*Provided text*.
..............................

On 2014-04-01 23:04, Warner Losh wrote:
On Apr 1, 2014, at 5:49 AM, Johnny Billquist <[email protected]> wrote:
Good points.
Is this the right time to ask why booting NetBSD on a VAX (a 3500) now takes
more than 15 minutes? What is the system doing all that time???
FreeBSD used to take forever to boot on certain low-end ARM CPUs with /etc/rc.d
after it was imported from NetBSD. This was due to crappy root-device
performance (100kB/s is enough for anybody, right?) and crappy, at the time,
pmap code that caused excess page traffic in the /etc/rc.d environment. Perhaps
those areas would be fruitful to profile? Also, there were some inefficiencies
that were either the result of a botched port, or were basic to the system that
got fixed. Between fixing all these things, the boot time went from 10 minutes
down to ~20s.

..............................

*Dataset excerpts*.
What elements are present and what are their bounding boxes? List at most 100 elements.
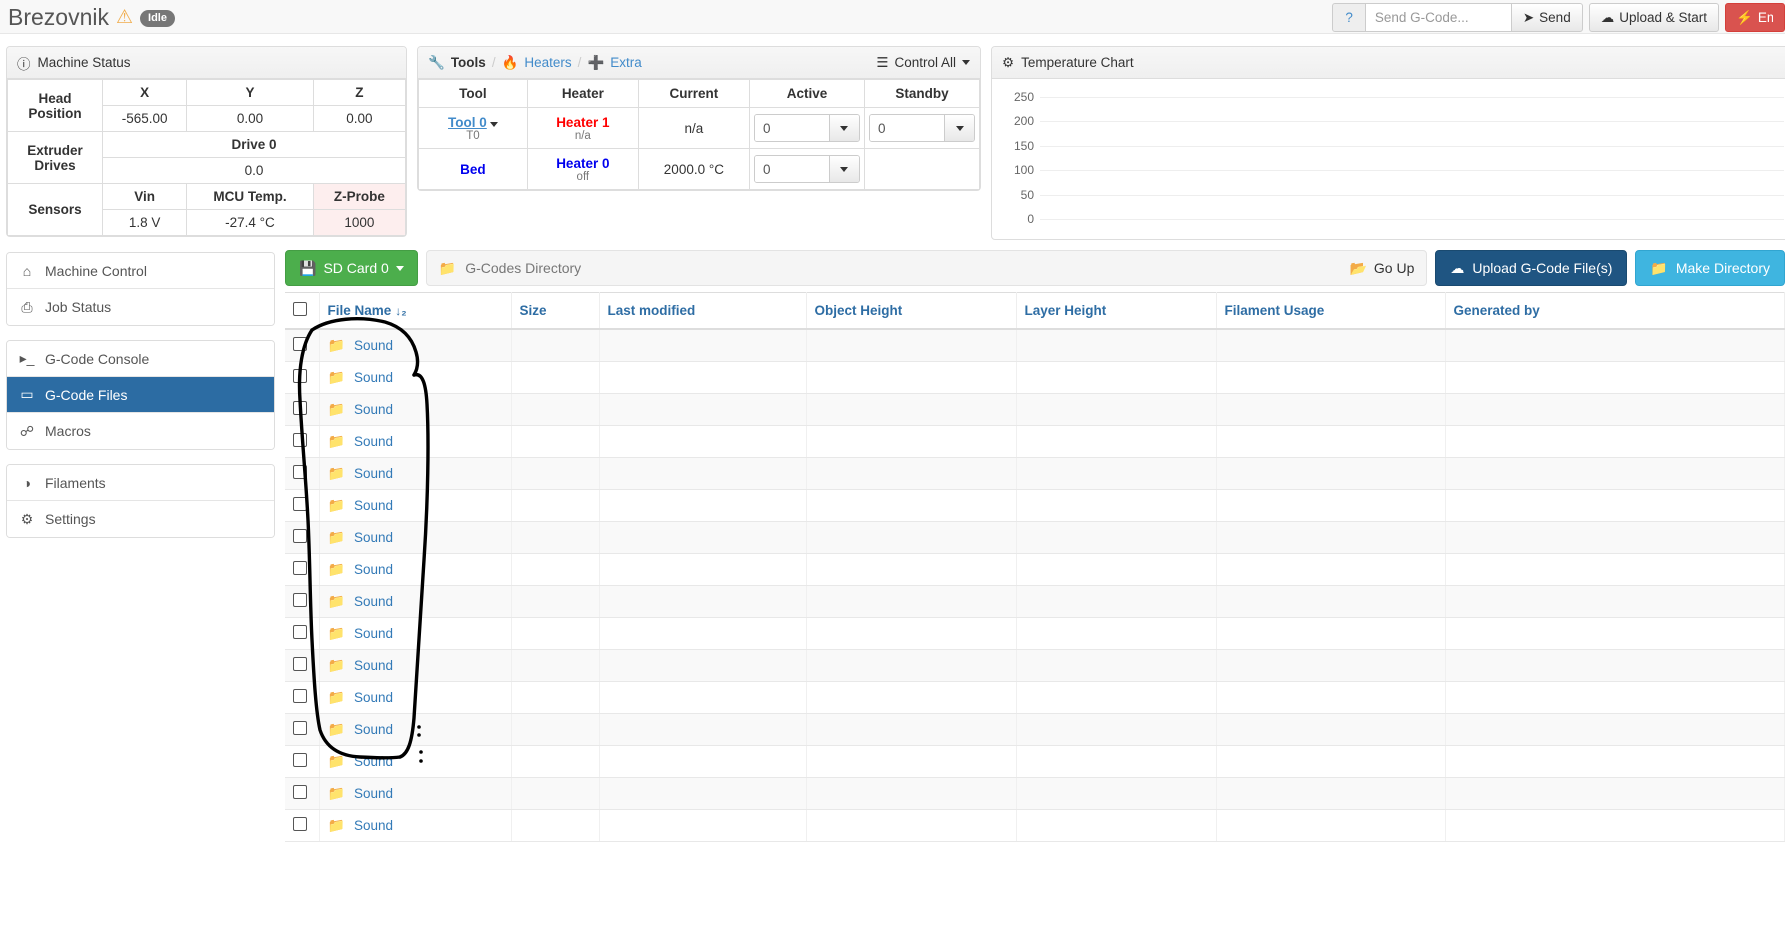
standby-temp-input-0[interactable] — [870, 115, 944, 141]
active-temp-dropdown-0[interactable] — [829, 115, 859, 141]
chevron-down-icon[interactable] — [490, 122, 498, 127]
file-name-cell[interactable]: 📁Sound — [319, 682, 511, 714]
row-select-cell[interactable] — [285, 746, 319, 778]
row-select-cell[interactable] — [285, 394, 319, 426]
table-row[interactable]: 📁Sound — [285, 394, 1785, 426]
row-checkbox[interactable] — [293, 369, 307, 383]
tab-heaters[interactable]: Heaters — [524, 55, 571, 70]
table-row[interactable]: 📁Sound — [285, 426, 1785, 458]
folder-link[interactable]: 📁Sound — [328, 497, 393, 514]
standby-temp-stepper-0[interactable] — [869, 114, 975, 142]
upload-gcode-files-button[interactable]: ☁ Upload G-Code File(s) — [1435, 250, 1627, 286]
sidebar-item-g-code-console[interactable]: ▸_G-Code Console — [7, 341, 274, 377]
folder-link[interactable]: 📁Sound — [328, 433, 393, 450]
folder-link[interactable]: 📁Sound — [328, 465, 393, 482]
folder-link[interactable]: 📁Sound — [328, 401, 393, 418]
emergency-stop-button[interactable]: ⚡ Emergency Stop — [1725, 3, 1785, 32]
select-all-checkbox[interactable] — [293, 302, 307, 316]
row-select-cell[interactable] — [285, 618, 319, 650]
file-name-cell[interactable]: 📁Sound — [319, 458, 511, 490]
file-name-cell[interactable]: 📁Sound — [319, 650, 511, 682]
file-name-cell[interactable]: 📁Sound — [319, 394, 511, 426]
table-row[interactable]: 📁Sound — [285, 714, 1785, 746]
table-row[interactable]: 📁Sound — [285, 554, 1785, 586]
col-generated-by[interactable]: Generated by — [1445, 293, 1785, 330]
table-row[interactable]: 📁Sound — [285, 586, 1785, 618]
file-name-cell[interactable]: 📁Sound — [319, 522, 511, 554]
row-select-cell[interactable] — [285, 682, 319, 714]
sidebar-item-filaments[interactable]: ◑Filaments — [7, 465, 274, 501]
folder-link[interactable]: 📁Sound — [328, 753, 393, 770]
file-name-cell[interactable]: 📁Sound — [319, 586, 511, 618]
table-row[interactable]: 📁Sound — [285, 490, 1785, 522]
folder-link[interactable]: 📁Sound — [328, 817, 393, 834]
send-button[interactable]: ➤ Send — [1511, 3, 1583, 32]
select-all-header[interactable] — [285, 293, 319, 330]
table-row[interactable]: 📁Sound — [285, 618, 1785, 650]
tab-tools[interactable]: Tools — [451, 55, 486, 70]
folder-link[interactable]: 📁Sound — [328, 561, 393, 578]
sort-alpha-desc-icon[interactable]: ↓₂ — [395, 304, 406, 318]
folder-link[interactable]: 📁Sound — [328, 721, 393, 738]
col-filament-usage[interactable]: Filament Usage — [1216, 293, 1445, 330]
row-checkbox[interactable] — [293, 689, 307, 703]
heater-1-link[interactable]: Heater 1 — [532, 115, 634, 130]
table-row[interactable]: 📁Sound — [285, 746, 1785, 778]
active-temp-input-1[interactable] — [755, 156, 829, 182]
standby-temp-dropdown-0[interactable] — [944, 115, 974, 141]
bed-link[interactable]: Bed — [460, 162, 486, 177]
sidebar-item-job-status[interactable]: ⎙Job Status — [7, 289, 274, 325]
row-select-cell[interactable] — [285, 426, 319, 458]
file-name-cell[interactable]: 📁Sound — [319, 810, 511, 842]
row-select-cell[interactable] — [285, 714, 319, 746]
row-select-cell[interactable] — [285, 329, 319, 362]
file-name-cell[interactable]: 📁Sound — [319, 554, 511, 586]
table-row[interactable]: 📁Sound — [285, 682, 1785, 714]
make-directory-button[interactable]: 📁 Make Directory — [1635, 250, 1785, 286]
col-size[interactable]: Size — [511, 293, 599, 330]
row-checkbox[interactable] — [293, 721, 307, 735]
sd-card-dropdown-button[interactable]: 💾 SD Card 0 — [285, 250, 418, 286]
row-select-cell[interactable] — [285, 586, 319, 618]
file-name-cell[interactable]: 📁Sound — [319, 362, 511, 394]
gcode-input[interactable] — [1366, 3, 1511, 32]
active-temp-input-0[interactable] — [755, 115, 829, 141]
row-checkbox[interactable] — [293, 561, 307, 575]
row-checkbox[interactable] — [293, 529, 307, 543]
folder-link[interactable]: 📁Sound — [328, 625, 393, 642]
folder-link[interactable]: 📁Sound — [328, 593, 393, 610]
col-file-name[interactable]: File Name↓₂ — [319, 293, 511, 330]
sidebar-item-settings[interactable]: ⚙Settings — [7, 501, 274, 537]
heater-0-link[interactable]: Heater 0 — [532, 156, 634, 171]
file-name-cell[interactable]: 📁Sound — [319, 426, 511, 458]
table-row[interactable]: 📁Sound — [285, 458, 1785, 490]
file-name-cell[interactable]: 📁Sound — [319, 778, 511, 810]
file-name-cell[interactable]: 📁Sound — [319, 329, 511, 362]
row-checkbox[interactable] — [293, 785, 307, 799]
sidebar-item-g-code-files[interactable]: ▭G-Code Files — [7, 377, 274, 413]
col-last-modified[interactable]: Last modified — [599, 293, 806, 330]
help-button[interactable]: ? — [1332, 3, 1366, 32]
control-all-dropdown[interactable]: ☰ Control All — [876, 55, 970, 71]
folder-link[interactable]: 📁Sound — [328, 689, 393, 706]
table-row[interactable]: 📁Sound — [285, 778, 1785, 810]
row-select-cell[interactable] — [285, 650, 319, 682]
row-checkbox[interactable] — [293, 433, 307, 447]
folder-link[interactable]: 📁Sound — [328, 337, 393, 354]
sidebar-item-macros[interactable]: ☍Macros — [7, 413, 274, 449]
folder-link[interactable]: 📁Sound — [328, 785, 393, 802]
folder-link[interactable]: 📁Sound — [328, 369, 393, 386]
upload-and-start-button[interactable]: ☁ Upload & Start — [1589, 3, 1719, 32]
row-select-cell[interactable] — [285, 362, 319, 394]
folder-link[interactable]: 📁Sound — [328, 657, 393, 674]
go-up-button[interactable]: 📂 Go Up — [1349, 260, 1414, 277]
active-temp-stepper-0[interactable] — [754, 114, 860, 142]
row-checkbox[interactable] — [293, 401, 307, 415]
row-checkbox[interactable] — [293, 497, 307, 511]
table-row[interactable]: 📁Sound — [285, 650, 1785, 682]
active-temp-dropdown-1[interactable] — [829, 156, 859, 182]
table-row[interactable]: 📁Sound — [285, 329, 1785, 362]
tool-0-link[interactable]: Tool 0 — [448, 115, 487, 130]
row-select-cell[interactable] — [285, 522, 319, 554]
row-select-cell[interactable] — [285, 458, 319, 490]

..............................

*Written instruction A*. In the email about slow boot times, what did the boot time on those low-end ARM CPUs drop to once the problems were fixed?
*Written instruction B*. Extend the email about slow boot times past its final sentence, writing a few more sentences in the same voice.
The data above plays no part in what follows.

*Exercise answer A*. It dropped to about 20 seconds, down from 10 minutes.

*Exercise answer B*.
Always nice with some ideas. The problem here is that this used to be
way faster in the past, but have slowed down recently.
The time between entering a username and getting the password prompt in
the same 3500 with the latest release is something like 30 seconds.
This is on an otherwise idle system, where boot has completed. 30
seconds (approximately, I should time it) just from pressing enter after
the username, until I just get the "Password:" prompt seems incredible
to me.
The root fs in on nfs, as I'm running the machine diskless. Disk is
served from a -current NetBSD/alpha system sitting right next to it. And
I have changed the Alpha to run at 10 MB/s half duplex, and I have 2k
block size for NFS. Login is obviously already running, since that is
what also prompts for the username, and doing it twice should even put
some stuff in local cache.
The 3500 have 16 megs of memory, and looking at the system once logged
in, I'm not using much CPU, nor is all memory committed yet.
I have (on and off) complained about perceived slowing down of
NetBSD/vax over the years, but it's been a little while since I last
tried, and my experience now on the 3500 is so horrible that I'd say it
is very close to impossible to run NetBSD on it anymore.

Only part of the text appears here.